─── DATASET EXTRACT
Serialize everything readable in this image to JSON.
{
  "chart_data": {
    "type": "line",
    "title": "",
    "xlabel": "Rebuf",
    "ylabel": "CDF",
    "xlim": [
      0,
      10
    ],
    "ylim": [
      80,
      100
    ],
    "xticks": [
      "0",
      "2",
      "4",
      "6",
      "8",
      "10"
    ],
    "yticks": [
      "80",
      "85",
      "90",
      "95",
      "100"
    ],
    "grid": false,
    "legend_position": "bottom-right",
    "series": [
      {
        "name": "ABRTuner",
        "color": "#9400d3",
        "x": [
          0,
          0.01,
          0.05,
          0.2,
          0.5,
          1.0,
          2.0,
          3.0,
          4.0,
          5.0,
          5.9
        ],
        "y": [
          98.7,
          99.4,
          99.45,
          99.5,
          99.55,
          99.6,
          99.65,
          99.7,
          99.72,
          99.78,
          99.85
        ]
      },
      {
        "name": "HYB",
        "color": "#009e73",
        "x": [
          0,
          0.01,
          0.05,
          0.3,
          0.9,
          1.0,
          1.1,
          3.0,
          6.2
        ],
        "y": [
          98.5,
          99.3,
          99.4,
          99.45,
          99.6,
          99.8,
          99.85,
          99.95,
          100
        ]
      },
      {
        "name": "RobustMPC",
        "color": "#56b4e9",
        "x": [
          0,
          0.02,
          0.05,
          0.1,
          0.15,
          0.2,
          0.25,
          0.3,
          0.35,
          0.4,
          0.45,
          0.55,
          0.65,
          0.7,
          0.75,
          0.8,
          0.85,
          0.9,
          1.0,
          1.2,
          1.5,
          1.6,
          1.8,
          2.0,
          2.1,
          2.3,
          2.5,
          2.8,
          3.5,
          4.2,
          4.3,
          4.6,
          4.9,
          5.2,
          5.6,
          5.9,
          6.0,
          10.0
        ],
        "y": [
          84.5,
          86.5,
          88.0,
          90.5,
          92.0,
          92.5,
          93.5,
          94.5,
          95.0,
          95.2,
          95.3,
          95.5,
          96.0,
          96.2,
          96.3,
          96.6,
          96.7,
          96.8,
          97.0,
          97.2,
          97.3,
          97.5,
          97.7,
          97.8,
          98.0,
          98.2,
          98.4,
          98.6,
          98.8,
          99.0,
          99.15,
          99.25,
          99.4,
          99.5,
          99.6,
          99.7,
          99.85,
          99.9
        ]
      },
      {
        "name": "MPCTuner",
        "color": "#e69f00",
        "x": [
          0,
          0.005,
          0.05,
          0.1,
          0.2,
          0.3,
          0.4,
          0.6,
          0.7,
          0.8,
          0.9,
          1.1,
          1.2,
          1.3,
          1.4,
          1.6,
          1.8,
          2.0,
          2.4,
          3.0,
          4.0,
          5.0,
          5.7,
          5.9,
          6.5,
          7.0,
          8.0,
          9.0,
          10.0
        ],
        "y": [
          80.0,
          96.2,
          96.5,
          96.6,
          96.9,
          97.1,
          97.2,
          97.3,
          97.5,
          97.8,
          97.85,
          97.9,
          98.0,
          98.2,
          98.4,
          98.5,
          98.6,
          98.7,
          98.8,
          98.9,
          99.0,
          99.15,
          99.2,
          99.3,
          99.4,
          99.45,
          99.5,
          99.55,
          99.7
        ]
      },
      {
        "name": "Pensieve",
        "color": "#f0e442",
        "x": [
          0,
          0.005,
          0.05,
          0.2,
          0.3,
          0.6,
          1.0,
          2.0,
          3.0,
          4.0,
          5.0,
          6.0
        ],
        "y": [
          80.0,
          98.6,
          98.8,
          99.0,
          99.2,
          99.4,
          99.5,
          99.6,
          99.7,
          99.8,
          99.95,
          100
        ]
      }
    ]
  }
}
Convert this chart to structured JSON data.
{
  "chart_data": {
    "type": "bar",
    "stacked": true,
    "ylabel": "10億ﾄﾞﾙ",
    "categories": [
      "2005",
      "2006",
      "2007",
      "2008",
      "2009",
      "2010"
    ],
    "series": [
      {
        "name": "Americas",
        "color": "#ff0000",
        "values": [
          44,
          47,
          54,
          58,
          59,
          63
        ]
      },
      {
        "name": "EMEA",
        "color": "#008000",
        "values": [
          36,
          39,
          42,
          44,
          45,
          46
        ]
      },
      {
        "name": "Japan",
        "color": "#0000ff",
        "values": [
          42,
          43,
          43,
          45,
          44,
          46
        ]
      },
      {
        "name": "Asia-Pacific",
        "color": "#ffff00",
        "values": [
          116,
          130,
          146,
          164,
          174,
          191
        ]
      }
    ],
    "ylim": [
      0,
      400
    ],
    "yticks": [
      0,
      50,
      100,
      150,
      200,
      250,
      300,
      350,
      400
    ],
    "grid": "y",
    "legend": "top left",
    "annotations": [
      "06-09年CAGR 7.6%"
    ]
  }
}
──────
[EXERCISE DIRECTIONS] Transcribe the material above in its entirety. Match it exactly.

[EXERCISE SOLUTION]
Serialize everything readable in this image to JSON.
{
  "chart_data": {
    "type": "line",
    "title": "",
    "xlabel": "Rebuf",
    "ylabel": "CDF",
    "xlim": [
      0,
      10
    ],
    "ylim": [
      80,
      100
    ],
    "xticks": [
      "0",
      "2",
      "4",
      "6",
      "8",
      "10"
    ],
    "yticks": [
      "80",
      "85",
      "90",
      "95",
      "100"
    ],
    "grid": false,
    "legend_position": "bottom-right",
    "series": [
      {
        "name": "ABRTuner",
        "color": "#9400d3",
        "x": [
          0,
          0.01,
          0.05,
          0.2,
          0.5,
          1.0,
          2.0,
          3.0,
          4.0,
          5.0,
          5.9
        ],
        "y": [
          98.7,
          99.4,
          99.45,
          99.5,
          99.55,
          99.6,
          99.65,
          99.7,
          99.72,
          99.78,
          99.85
        ]
      },
      {
        "name": "HYB",
        "color": "#009e73",
        "x": [
          0,
          0.01,
          0.05,
          0.3,
          0.9,
          1.0,
          1.1,
          3.0,
          6.2
        ],
        "y": [
          98.5,
          99.3,
          99.4,
          99.45,
          99.6,
          99.8,
          99.85,
          99.95,
          100
        ]
      },
      {
        "name": "RobustMPC",
        "color": "#56b4e9",
        "x": [
          0,
          0.02,
          0.05,
          0.1,
          0.15,
          0.2,
          0.25,
          0.3,
          0.35,
          0.4,
          0.45,
          0.55,
          0.65,
          0.7,
          0.75,
          0.8,
          0.85,
          0.9,
          1.0,
          1.2,
          1.5,
          1.6,
          1.8,
          2.0,
          2.1,
          2.3,
          2.5,
          2.8,
          3.5,
          4.2,
          4.3,
          4.6,
          4.9,
          5.2,
          5.6,
          5.9,
          6.0,
          10.0
        ],
        "y": [
          84.5,
          86.5,
          88.0,
          90.5,
          92.0,
          92.5,
          93.5,
          94.5,
          95.0,
          95.2,
          95.3,
          95.5,
          96.0,
          96.2,
          96.3,
          96.6,
          96.7,
          96.8,
          97.0,
          97.2,
          97.3,
          97.5,
          97.7,
          97.8,
          98.0,
          98.2,
          98.4,
          98.6,
          98.8,
          99.0,
          99.15,
          99.25,
          99.4,
          99.5,
          99.6,
          99.7,
          99.85,
          99.9
        ]
      },
      {
        "name": "MPCTuner",
        "color": "#e69f00",
        "x": [
          0,
          0.005,
          0.05,
          0.1,
          0.2,
          0.3,
          0.4,
          0.6,
          0.7,
          0.8,
          0.9,
          1.1,
          1.2,
          1.3,
          1.4,
          1.6,
          1.8,
          2.0,
          2.4,
          3.0,
          4.0,
          5.0,
          5.7,
          5.9,
          6.5,
          7.0,
          8.0,
          9.0,
          10.0
        ],
        "y": [
          80.0,
          96.2,
          96.5,
          96.6,
          96.9,
          97.1,
          97.2,
          97.3,
          97.5,
          97.8,
          97.85,
          97.9,
          98.0,
          98.2,
          98.4,
          98.5,
          98.6,
          98.7,
          98.8,
          98.9,
          99.0,
          99.15,
          99.2,
          99.3,
          99.4,
          99.45,
          99.5,
          99.55,
          99.7
        ]
      },
      {
        "name": "Pensieve",
        "color": "#f0e442",
        "x": [
          0,
          0.005,
          0.05,
          0.2,
          0.3,
          0.6,
          1.0,
          2.0,
          3.0,
          4.0,
          5.0,
          6.0
        ],
        "y": [
          80.0,
          98.6,
          98.8,
          99.0,
          99.2,
          99.4,
          99.5,
          99.6,
          99.7,
          99.8,
          99.95,
          100
        ]
      }
    ]
  }
}
Convert this chart to structured JSON data.
{
  "chart_data": {
    "type": "bar",
    "stacked": true,
    "ylabel": "10億ﾄﾞﾙ",
    "categories": [
      "2005",
      "2006",
      "2007",
      "2008",
      "2009",
      "2010"
    ],
    "series": [
      {
        "name": "Americas",
        "color": "#ff0000",
        "values": [
          44,
          47,
          54,
          58,
          59,
          63
        ]
      },
      {
        "name": "EMEA",
        "color": "#008000",
        "values": [
          36,
          39,
          42,
          44,
          45,
          46
        ]
      },
      {
        "name": "Japan",
        "color": "#0000ff",
        "values": [
          42,
          43,
          43,
          45,
          44,
          46
        ]
      },
      {
        "name": "Asia-Pacific",
        "color": "#ffff00",
        "values": [
          116,
          130,
          146,
          164,
          174,
          191
        ]
      }
    ],
    "ylim": [
      0,
      400
    ],
    "yticks": [
      0,
      50,
      100,
      150,
      200,
      250,
      300,
      350,
      400
    ],
    "grid": "y",
    "legend": "top left",
    "annotations": [
      "06-09年CAGR 7.6%"
    ]
  }
}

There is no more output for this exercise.